Work to complete: Copy out the lines that include the word "John".

Data excerpts:
----------------------------------------

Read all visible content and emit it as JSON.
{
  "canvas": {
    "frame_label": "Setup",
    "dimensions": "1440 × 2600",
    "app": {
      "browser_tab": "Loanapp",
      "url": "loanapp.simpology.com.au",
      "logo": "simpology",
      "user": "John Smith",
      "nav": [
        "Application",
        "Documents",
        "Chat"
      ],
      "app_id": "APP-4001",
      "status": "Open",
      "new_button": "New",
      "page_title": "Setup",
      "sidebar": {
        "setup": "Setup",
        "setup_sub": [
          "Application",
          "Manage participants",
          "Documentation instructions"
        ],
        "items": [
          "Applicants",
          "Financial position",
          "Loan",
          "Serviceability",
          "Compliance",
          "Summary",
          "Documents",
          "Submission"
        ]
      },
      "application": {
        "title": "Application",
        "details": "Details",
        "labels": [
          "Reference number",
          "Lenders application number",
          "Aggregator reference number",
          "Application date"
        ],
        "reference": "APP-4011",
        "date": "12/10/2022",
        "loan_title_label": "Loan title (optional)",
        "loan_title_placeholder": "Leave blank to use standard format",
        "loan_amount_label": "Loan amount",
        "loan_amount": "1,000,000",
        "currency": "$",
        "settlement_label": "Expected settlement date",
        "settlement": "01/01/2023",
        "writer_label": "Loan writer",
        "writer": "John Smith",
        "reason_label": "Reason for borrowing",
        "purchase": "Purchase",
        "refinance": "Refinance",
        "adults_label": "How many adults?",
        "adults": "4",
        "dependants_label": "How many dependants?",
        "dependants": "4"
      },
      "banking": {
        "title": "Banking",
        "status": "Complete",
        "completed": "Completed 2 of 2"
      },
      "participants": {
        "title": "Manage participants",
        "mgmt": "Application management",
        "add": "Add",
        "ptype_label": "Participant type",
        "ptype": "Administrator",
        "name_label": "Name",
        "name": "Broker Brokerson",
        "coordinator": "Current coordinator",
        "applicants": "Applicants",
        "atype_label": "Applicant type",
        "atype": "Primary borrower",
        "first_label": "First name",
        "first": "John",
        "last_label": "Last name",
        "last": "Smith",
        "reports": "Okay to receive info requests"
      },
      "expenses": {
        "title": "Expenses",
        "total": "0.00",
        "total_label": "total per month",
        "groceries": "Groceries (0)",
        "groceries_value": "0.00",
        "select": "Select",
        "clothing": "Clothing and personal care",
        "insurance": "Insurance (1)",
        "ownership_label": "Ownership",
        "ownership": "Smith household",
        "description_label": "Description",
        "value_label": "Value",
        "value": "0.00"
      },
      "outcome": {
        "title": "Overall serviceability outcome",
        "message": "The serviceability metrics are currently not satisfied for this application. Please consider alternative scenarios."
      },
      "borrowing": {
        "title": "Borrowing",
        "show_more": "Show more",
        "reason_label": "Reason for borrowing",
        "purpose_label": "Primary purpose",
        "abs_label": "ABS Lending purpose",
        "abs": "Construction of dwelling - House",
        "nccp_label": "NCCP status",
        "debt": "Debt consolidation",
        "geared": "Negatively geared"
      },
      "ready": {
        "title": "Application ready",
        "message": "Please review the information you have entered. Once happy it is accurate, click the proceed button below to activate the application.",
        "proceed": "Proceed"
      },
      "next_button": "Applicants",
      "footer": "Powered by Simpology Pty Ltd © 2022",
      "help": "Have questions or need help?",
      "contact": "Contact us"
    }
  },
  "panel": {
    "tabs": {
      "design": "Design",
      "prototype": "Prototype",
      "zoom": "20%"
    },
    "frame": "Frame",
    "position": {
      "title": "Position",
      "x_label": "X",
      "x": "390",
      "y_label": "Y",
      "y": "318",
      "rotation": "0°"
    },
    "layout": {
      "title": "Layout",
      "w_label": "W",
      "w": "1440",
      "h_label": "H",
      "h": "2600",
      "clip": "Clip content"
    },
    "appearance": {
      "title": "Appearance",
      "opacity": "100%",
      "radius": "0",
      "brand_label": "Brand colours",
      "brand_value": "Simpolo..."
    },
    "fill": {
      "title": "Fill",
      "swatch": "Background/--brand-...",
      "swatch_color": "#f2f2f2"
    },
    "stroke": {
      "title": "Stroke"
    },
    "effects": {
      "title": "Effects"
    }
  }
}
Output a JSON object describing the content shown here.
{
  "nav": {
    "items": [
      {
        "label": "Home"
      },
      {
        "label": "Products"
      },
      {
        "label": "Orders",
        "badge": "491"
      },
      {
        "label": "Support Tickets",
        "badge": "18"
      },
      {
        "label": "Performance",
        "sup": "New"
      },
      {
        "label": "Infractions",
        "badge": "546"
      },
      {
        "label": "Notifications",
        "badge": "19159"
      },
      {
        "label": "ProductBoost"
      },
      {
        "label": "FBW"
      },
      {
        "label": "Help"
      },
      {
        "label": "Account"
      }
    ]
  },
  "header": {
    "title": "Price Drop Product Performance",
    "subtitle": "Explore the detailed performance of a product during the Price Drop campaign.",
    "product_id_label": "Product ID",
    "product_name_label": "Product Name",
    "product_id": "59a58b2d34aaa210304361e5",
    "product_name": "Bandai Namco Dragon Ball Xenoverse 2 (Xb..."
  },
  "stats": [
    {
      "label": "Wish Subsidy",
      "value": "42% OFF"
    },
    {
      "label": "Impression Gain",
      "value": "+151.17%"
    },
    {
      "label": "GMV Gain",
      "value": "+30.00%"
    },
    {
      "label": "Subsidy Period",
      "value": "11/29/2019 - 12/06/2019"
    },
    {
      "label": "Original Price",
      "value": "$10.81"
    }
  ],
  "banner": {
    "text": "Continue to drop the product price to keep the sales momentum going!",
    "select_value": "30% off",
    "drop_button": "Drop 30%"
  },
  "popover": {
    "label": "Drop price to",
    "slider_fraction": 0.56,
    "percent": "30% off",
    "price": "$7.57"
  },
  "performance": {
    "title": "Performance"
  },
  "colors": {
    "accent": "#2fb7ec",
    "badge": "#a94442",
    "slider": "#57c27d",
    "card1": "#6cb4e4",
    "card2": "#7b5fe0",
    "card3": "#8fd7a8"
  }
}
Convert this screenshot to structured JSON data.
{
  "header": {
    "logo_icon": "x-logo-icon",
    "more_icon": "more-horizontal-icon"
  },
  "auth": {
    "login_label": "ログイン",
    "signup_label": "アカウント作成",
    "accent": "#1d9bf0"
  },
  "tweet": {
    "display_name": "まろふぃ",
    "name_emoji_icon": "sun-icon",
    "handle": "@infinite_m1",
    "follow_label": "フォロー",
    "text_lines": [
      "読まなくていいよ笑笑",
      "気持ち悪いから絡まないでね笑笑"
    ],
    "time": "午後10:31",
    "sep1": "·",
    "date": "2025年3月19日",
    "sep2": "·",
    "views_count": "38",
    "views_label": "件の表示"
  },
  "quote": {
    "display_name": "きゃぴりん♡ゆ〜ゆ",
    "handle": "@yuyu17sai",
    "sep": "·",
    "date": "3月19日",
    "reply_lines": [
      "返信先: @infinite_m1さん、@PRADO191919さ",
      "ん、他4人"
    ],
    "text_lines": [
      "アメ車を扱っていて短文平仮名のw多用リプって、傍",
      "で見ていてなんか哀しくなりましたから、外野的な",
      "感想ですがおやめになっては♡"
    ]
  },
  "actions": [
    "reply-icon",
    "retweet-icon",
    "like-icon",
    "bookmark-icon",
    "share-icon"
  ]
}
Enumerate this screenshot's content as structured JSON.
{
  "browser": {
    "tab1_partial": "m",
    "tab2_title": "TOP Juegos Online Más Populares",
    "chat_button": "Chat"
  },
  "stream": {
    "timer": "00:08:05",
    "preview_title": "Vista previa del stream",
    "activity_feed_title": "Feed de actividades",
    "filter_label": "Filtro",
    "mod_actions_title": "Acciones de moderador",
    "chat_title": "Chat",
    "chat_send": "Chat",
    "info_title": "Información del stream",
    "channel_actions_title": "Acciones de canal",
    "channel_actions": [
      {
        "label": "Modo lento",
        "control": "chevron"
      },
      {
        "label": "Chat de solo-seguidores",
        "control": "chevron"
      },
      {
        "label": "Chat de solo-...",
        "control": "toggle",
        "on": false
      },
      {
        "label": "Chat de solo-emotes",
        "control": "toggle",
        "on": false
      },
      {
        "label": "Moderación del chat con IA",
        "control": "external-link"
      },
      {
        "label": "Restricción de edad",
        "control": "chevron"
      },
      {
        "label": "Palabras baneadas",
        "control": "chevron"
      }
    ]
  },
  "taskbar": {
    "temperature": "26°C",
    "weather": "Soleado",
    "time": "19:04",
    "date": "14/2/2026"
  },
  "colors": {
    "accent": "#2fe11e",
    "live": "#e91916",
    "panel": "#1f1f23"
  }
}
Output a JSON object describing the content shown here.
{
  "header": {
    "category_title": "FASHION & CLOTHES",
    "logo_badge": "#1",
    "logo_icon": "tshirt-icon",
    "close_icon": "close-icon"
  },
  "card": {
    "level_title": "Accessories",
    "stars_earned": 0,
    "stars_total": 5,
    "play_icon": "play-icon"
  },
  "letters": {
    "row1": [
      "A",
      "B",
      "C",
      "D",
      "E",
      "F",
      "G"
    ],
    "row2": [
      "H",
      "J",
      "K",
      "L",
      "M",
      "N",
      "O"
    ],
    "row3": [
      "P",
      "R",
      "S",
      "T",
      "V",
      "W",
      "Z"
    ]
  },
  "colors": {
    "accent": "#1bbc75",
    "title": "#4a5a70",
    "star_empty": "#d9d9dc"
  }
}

----------------------------------------

Correct result:
      "user": "John Smith",
        "writer": "John Smith",
        "first": "John",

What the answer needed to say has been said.